- [Instructions for the task]: Copy exactly the lines from the one containing "Serialize everything readable" through the last line of the records below, including both, and leave out any pictures.

- [Supplied material]:
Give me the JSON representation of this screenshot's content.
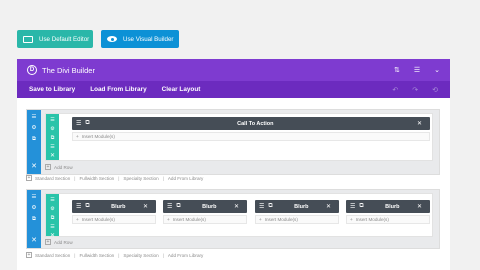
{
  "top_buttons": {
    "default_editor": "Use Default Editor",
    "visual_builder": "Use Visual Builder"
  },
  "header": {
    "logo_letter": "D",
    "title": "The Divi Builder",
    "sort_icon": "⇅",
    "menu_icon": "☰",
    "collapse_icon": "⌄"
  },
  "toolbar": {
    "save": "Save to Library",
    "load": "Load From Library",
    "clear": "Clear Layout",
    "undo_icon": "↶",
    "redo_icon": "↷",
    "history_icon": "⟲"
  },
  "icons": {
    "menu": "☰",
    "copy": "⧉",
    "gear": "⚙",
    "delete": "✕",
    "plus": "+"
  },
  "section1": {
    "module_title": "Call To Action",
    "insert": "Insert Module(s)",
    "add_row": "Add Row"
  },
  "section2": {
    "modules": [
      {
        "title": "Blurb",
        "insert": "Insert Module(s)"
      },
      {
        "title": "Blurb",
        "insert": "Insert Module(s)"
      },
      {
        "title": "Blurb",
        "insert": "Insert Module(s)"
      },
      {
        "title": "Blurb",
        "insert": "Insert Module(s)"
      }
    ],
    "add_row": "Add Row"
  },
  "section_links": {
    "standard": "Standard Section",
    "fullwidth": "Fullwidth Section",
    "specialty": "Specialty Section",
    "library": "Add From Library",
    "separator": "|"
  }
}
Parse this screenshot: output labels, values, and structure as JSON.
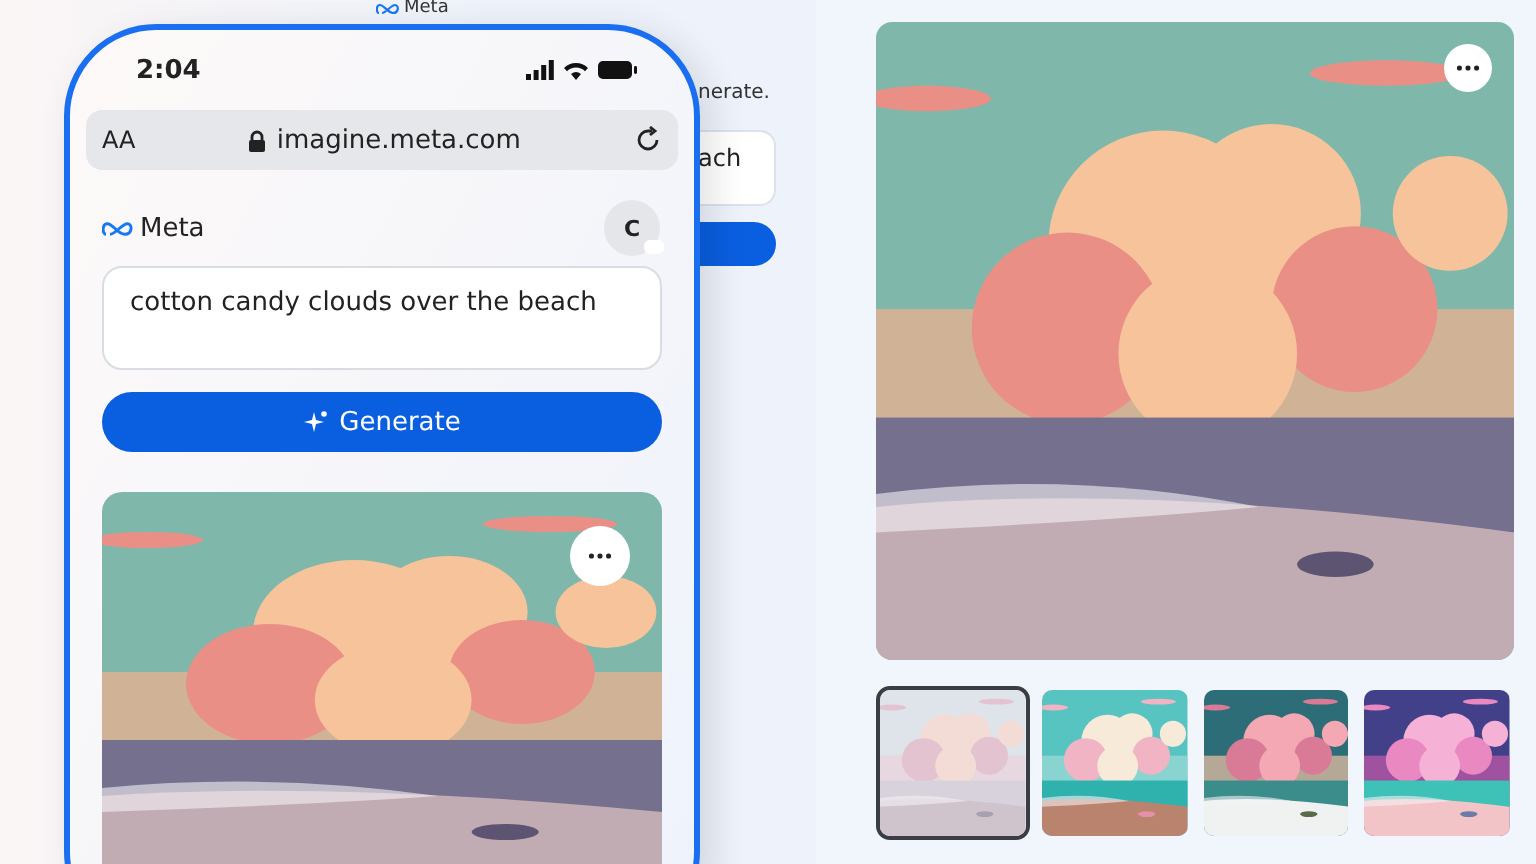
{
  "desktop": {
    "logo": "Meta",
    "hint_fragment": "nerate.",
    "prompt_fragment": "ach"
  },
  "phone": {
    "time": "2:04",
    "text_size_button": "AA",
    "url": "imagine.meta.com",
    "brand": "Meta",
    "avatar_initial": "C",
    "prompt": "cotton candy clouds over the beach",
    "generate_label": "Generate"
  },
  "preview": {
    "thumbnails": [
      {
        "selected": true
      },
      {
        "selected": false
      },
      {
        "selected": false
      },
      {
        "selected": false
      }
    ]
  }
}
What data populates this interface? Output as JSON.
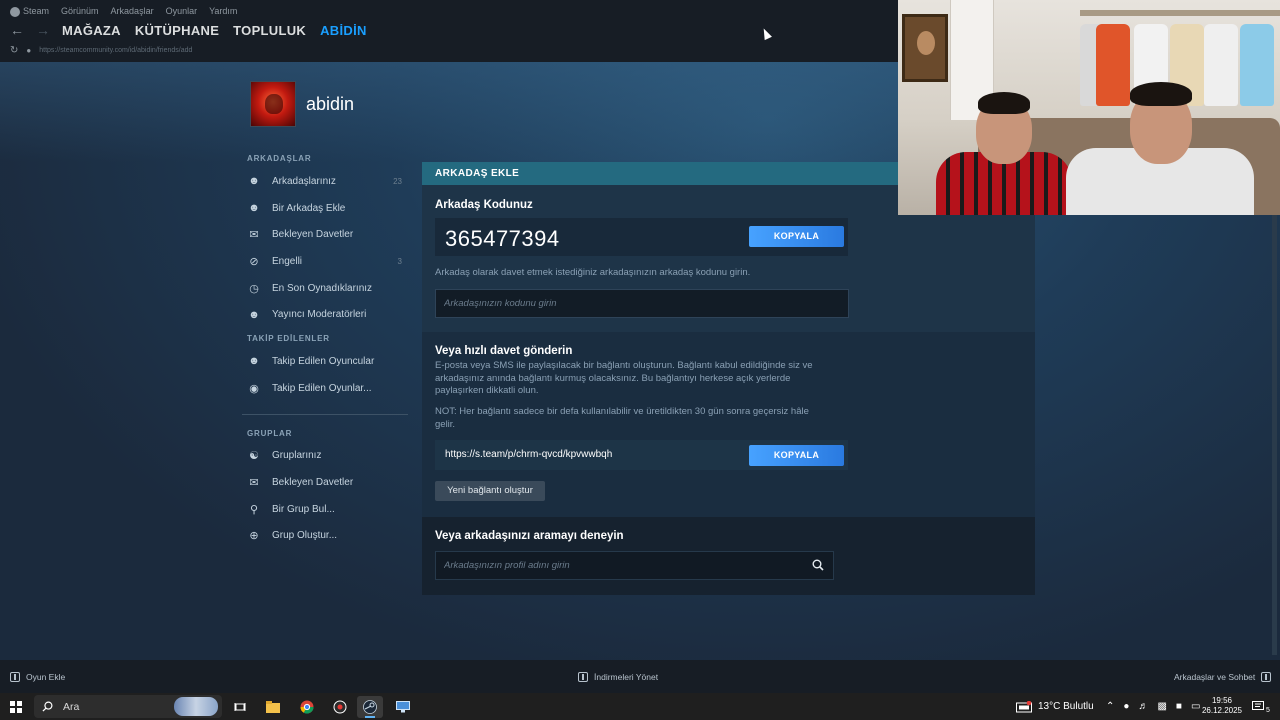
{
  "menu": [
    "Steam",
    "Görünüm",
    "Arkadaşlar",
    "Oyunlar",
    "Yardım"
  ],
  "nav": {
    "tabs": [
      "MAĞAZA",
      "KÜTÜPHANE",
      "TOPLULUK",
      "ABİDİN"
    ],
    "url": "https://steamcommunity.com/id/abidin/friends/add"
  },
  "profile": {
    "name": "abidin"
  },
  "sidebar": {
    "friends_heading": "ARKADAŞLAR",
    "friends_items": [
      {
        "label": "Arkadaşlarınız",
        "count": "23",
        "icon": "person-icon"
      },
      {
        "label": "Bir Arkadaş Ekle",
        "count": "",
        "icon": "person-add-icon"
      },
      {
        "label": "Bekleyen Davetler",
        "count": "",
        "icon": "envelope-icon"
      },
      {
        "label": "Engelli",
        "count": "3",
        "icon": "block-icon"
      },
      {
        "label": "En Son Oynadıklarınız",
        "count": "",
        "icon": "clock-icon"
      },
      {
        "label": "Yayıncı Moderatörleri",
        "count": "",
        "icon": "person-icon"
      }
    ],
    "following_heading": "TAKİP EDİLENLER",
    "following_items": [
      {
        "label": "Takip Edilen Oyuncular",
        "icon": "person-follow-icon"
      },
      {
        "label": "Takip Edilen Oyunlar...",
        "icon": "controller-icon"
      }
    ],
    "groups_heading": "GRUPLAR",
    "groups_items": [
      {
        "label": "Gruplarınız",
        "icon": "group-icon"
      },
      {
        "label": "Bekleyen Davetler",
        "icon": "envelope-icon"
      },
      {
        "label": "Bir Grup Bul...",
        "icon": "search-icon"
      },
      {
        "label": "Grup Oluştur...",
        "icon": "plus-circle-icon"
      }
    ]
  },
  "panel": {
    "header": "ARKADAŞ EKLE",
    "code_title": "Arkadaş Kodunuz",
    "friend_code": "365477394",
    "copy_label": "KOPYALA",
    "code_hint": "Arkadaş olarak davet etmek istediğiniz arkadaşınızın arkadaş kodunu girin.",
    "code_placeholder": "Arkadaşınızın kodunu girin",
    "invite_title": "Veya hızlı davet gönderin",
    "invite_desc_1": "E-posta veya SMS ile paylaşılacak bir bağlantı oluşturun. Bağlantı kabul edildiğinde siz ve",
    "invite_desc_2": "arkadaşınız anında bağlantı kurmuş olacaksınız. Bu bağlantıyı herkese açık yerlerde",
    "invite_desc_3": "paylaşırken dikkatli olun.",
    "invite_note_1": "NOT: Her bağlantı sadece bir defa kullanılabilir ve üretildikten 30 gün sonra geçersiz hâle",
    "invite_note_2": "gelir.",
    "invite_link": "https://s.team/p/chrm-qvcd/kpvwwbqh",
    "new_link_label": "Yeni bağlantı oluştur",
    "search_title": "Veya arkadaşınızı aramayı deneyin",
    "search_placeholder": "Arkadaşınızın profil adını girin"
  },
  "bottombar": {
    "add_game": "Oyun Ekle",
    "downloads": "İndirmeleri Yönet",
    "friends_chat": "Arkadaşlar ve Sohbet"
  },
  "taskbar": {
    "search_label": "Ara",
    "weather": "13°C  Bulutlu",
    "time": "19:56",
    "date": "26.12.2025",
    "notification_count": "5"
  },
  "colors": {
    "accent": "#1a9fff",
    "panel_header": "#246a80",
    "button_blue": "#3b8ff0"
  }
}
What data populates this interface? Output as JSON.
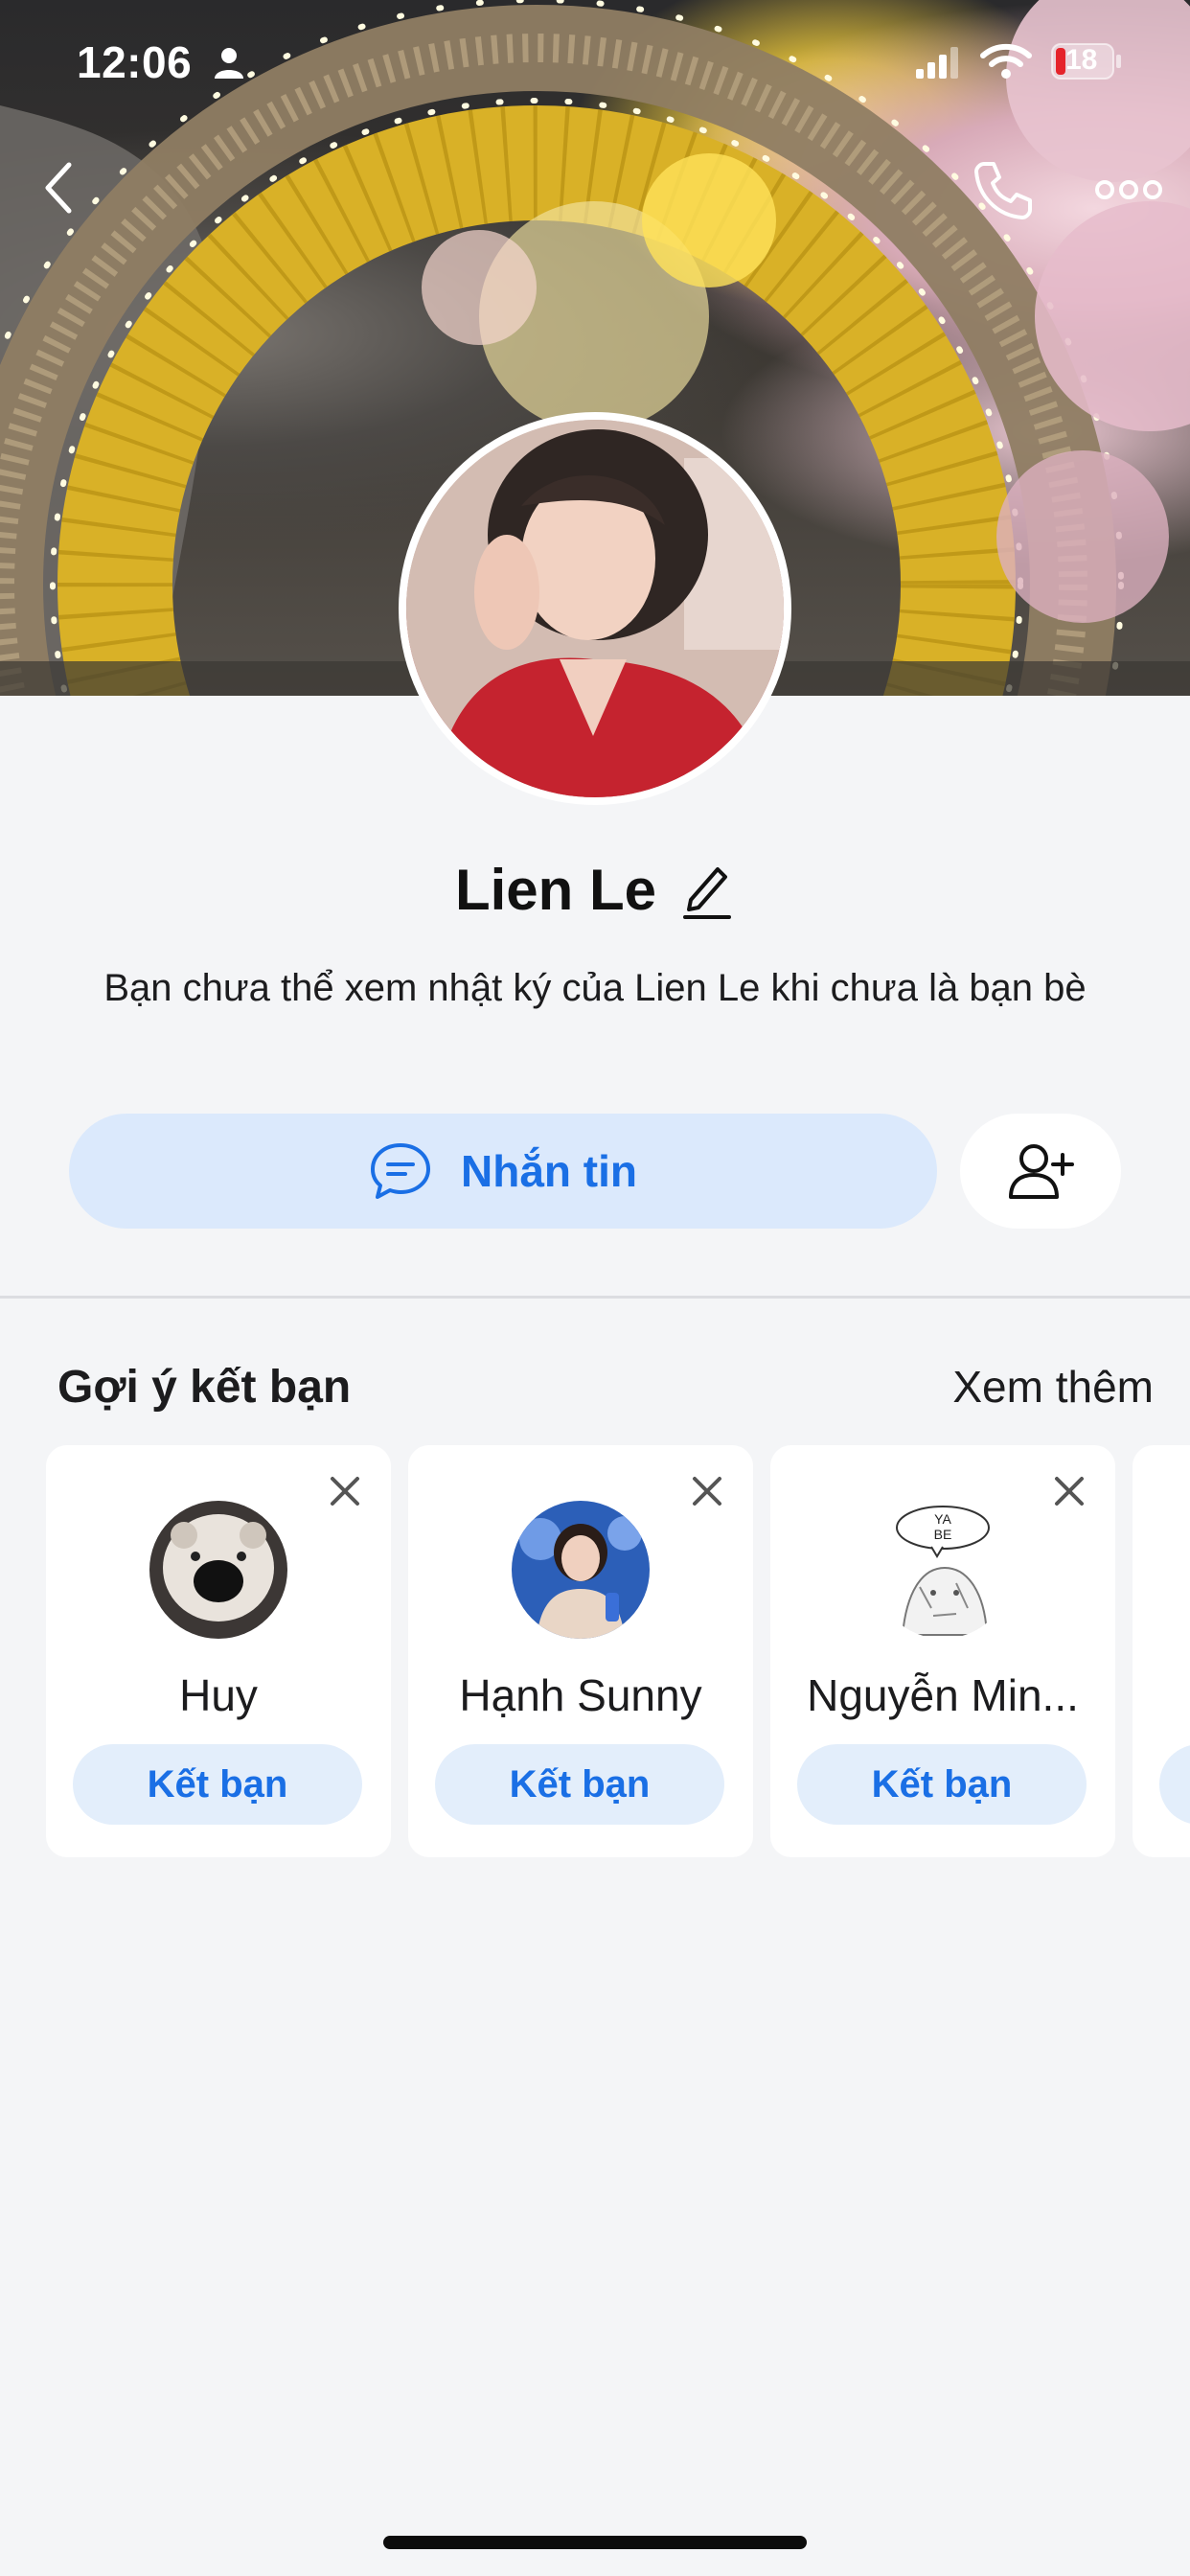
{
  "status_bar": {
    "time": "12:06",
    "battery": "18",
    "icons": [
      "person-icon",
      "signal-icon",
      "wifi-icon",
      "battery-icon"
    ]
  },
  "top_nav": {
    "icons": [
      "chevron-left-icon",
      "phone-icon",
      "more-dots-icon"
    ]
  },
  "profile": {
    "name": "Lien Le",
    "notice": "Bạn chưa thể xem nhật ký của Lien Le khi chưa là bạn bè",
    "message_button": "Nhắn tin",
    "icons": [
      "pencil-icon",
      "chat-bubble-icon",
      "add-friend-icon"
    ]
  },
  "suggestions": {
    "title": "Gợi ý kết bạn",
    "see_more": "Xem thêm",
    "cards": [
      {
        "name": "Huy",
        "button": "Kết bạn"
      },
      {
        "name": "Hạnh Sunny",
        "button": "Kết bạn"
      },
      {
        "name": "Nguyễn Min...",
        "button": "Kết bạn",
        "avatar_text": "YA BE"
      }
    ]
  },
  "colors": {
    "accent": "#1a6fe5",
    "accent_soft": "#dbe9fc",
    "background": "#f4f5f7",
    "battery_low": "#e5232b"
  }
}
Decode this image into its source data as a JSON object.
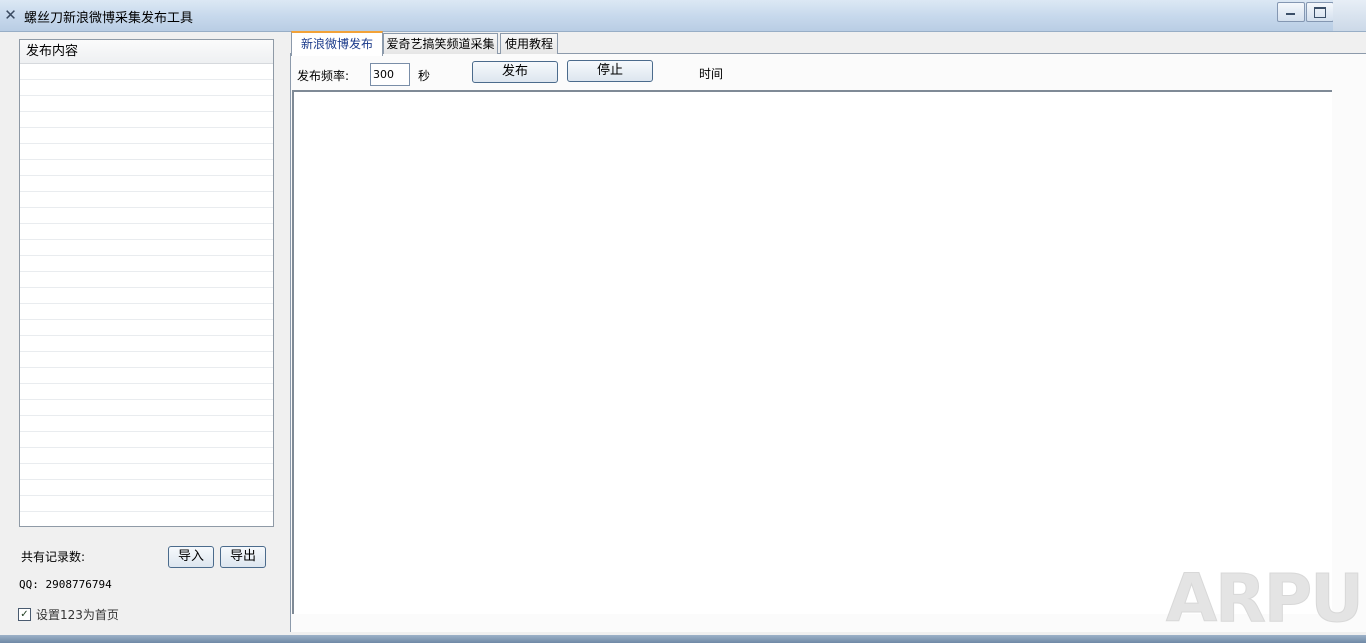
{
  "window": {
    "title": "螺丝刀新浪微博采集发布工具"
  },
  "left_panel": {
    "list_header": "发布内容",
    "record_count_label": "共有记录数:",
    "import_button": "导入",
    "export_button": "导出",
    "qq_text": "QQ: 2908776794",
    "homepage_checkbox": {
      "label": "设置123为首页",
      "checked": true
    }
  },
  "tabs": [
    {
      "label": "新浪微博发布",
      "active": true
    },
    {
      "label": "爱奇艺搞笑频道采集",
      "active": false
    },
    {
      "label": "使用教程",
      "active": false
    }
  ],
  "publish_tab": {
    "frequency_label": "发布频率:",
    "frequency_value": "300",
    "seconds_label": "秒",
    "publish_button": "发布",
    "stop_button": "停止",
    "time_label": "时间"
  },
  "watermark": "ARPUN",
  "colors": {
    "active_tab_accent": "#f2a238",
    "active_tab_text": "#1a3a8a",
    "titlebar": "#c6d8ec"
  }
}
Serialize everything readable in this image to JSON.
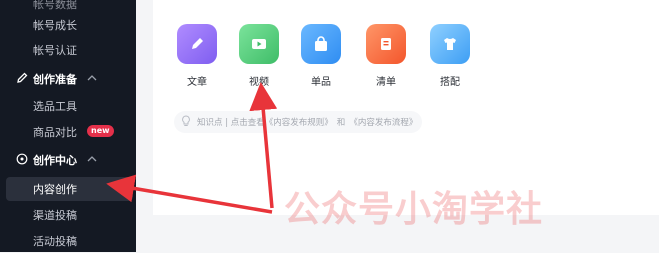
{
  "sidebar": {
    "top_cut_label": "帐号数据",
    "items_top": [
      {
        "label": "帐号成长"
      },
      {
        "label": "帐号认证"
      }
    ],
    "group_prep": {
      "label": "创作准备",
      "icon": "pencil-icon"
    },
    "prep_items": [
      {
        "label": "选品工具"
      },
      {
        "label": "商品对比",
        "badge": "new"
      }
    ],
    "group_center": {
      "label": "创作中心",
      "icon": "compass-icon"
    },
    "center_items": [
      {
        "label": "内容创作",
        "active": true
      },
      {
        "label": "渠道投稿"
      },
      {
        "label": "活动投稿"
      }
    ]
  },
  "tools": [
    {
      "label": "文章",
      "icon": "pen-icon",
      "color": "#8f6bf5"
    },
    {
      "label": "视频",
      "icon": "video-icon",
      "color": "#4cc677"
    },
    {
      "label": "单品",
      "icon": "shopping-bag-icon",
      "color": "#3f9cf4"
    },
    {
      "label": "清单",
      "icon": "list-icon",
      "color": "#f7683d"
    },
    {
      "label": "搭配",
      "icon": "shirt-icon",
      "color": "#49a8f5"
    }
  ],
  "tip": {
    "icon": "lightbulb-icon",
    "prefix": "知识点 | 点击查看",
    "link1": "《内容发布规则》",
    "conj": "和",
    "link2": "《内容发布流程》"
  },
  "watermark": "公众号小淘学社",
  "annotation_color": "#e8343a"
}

- [Exercise answer]:
Serialize everything readable in this image to JSON.
{
  "sidebar": {
    "top_cut_label": "帐号数据",
    "items_top": [
      {
        "label": "帐号成长"
      },
      {
        "label": "帐号认证"
      }
    ],
    "group_prep": {
      "label": "创作准备",
      "icon": "pencil-icon"
    },
    "prep_items": [
      {
        "label": "选品工具"
      },
      {
        "label": "商品对比",
        "badge": "new"
      }
    ],
    "group_center": {
      "label": "创作中心",
      "icon": "compass-icon"
    },
    "center_items": [
      {
        "label": "内容创作",
        "active": true
      },
      {
        "label": "渠道投稿"
      },
      {
        "label": "活动投稿"
      }
    ]
  },
  "tools": [
    {
      "label": "文章",
      "icon": "pen-icon",
      "color": "#8f6bf5"
    },
    {
      "label": "视频",
      "icon": "video-icon",
      "color": "#4cc677"
    },
    {
      "label": "单品",
      "icon": "shopping-bag-icon",
      "color": "#3f9cf4"
    },
    {
      "label": "清单",
      "icon": "list-icon",
      "color": "#f7683d"
    },
    {
      "label": "搭配",
      "icon": "shirt-icon",
      "color": "#49a8f5"
    }
  ],
  "tip": {
    "icon": "lightbulb-icon",
    "prefix": "知识点 | 点击查看",
    "link1": "《内容发布规则》",
    "conj": "和",
    "link2": "《内容发布流程》"
  },
  "watermark": "公众号小淘学社",
  "annotation_color": "#e8343a"
}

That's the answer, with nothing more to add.